■ THE TASK ■
Reproduce the full listing that appears beneath this instruction exactly.

(Data entries for graphics)
-----

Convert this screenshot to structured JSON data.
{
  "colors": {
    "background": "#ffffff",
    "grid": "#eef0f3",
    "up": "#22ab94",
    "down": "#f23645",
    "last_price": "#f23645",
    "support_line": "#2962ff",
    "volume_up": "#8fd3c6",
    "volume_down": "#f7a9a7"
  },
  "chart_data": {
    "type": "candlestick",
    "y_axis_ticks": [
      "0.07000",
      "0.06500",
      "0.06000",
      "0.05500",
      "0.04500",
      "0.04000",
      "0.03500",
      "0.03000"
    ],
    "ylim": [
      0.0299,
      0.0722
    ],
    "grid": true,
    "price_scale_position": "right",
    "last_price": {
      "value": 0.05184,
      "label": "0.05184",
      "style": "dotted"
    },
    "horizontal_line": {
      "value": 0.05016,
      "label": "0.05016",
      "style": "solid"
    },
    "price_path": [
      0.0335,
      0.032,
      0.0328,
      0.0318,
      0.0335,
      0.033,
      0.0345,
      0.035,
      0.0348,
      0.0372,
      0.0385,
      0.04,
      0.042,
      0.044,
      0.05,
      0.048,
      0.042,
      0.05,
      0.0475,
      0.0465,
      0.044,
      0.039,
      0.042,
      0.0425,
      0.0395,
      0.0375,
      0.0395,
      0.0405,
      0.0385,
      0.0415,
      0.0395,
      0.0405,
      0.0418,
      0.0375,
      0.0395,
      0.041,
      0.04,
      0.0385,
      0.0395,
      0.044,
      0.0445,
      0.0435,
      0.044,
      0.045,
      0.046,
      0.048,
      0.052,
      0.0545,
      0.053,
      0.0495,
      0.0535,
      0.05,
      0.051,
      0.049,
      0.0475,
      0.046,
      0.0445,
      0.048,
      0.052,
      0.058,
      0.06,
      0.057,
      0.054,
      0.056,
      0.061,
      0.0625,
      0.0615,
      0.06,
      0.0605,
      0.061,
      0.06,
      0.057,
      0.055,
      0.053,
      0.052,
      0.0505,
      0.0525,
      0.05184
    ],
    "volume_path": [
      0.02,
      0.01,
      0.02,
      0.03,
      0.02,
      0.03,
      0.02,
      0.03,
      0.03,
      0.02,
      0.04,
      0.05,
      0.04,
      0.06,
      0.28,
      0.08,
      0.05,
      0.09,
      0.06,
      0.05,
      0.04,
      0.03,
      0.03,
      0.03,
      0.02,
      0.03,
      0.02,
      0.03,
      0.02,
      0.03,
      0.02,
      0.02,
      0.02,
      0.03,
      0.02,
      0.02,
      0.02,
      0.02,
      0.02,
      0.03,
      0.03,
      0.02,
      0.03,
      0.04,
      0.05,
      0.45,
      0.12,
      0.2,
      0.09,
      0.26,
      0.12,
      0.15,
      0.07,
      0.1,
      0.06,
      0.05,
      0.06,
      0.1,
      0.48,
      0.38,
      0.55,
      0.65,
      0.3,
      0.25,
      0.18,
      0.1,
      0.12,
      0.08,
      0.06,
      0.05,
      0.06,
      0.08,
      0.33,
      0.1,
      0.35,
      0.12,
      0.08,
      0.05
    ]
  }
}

-----

■ EXERCISE RESULT ■
Convert this screenshot to structured JSON data.
{
  "colors": {
    "background": "#ffffff",
    "grid": "#eef0f3",
    "up": "#22ab94",
    "down": "#f23645",
    "last_price": "#f23645",
    "support_line": "#2962ff",
    "volume_up": "#8fd3c6",
    "volume_down": "#f7a9a7"
  },
  "chart_data": {
    "type": "candlestick",
    "y_axis_ticks": [
      "0.07000",
      "0.06500",
      "0.06000",
      "0.05500",
      "0.04500",
      "0.04000",
      "0.03500",
      "0.03000"
    ],
    "ylim": [
      0.0299,
      0.0722
    ],
    "grid": true,
    "price_scale_position": "right",
    "last_price": {
      "value": 0.05184,
      "label": "0.05184",
      "style": "dotted"
    },
    "horizontal_line": {
      "value": 0.05016,
      "label": "0.05016",
      "style": "solid"
    },
    "price_path": [
      0.0335,
      0.032,
      0.0328,
      0.0318,
      0.0335,
      0.033,
      0.0345,
      0.035,
      0.0348,
      0.0372,
      0.0385,
      0.04,
      0.042,
      0.044,
      0.05,
      0.048,
      0.042,
      0.05,
      0.0475,
      0.0465,
      0.044,
      0.039,
      0.042,
      0.0425,
      0.0395,
      0.0375,
      0.0395,
      0.0405,
      0.0385,
      0.0415,
      0.0395,
      0.0405,
      0.0418,
      0.0375,
      0.0395,
      0.041,
      0.04,
      0.0385,
      0.0395,
      0.044,
      0.0445,
      0.0435,
      0.044,
      0.045,
      0.046,
      0.048,
      0.052,
      0.0545,
      0.053,
      0.0495,
      0.0535,
      0.05,
      0.051,
      0.049,
      0.0475,
      0.046,
      0.0445,
      0.048,
      0.052,
      0.058,
      0.06,
      0.057,
      0.054,
      0.056,
      0.061,
      0.0625,
      0.0615,
      0.06,
      0.0605,
      0.061,
      0.06,
      0.057,
      0.055,
      0.053,
      0.052,
      0.0505,
      0.0525,
      0.05184
    ],
    "volume_path": [
      0.02,
      0.01,
      0.02,
      0.03,
      0.02,
      0.03,
      0.02,
      0.03,
      0.03,
      0.02,
      0.04,
      0.05,
      0.04,
      0.06,
      0.28,
      0.08,
      0.05,
      0.09,
      0.06,
      0.05,
      0.04,
      0.03,
      0.03,
      0.03,
      0.02,
      0.03,
      0.02,
      0.03,
      0.02,
      0.03,
      0.02,
      0.02,
      0.02,
      0.03,
      0.02,
      0.02,
      0.02,
      0.02,
      0.02,
      0.03,
      0.03,
      0.02,
      0.03,
      0.04,
      0.05,
      0.45,
      0.12,
      0.2,
      0.09,
      0.26,
      0.12,
      0.15,
      0.07,
      0.1,
      0.06,
      0.05,
      0.06,
      0.1,
      0.48,
      0.38,
      0.55,
      0.65,
      0.3,
      0.25,
      0.18,
      0.1,
      0.12,
      0.08,
      0.06,
      0.05,
      0.06,
      0.08,
      0.33,
      0.1,
      0.35,
      0.12,
      0.08,
      0.05
    ]
  }
}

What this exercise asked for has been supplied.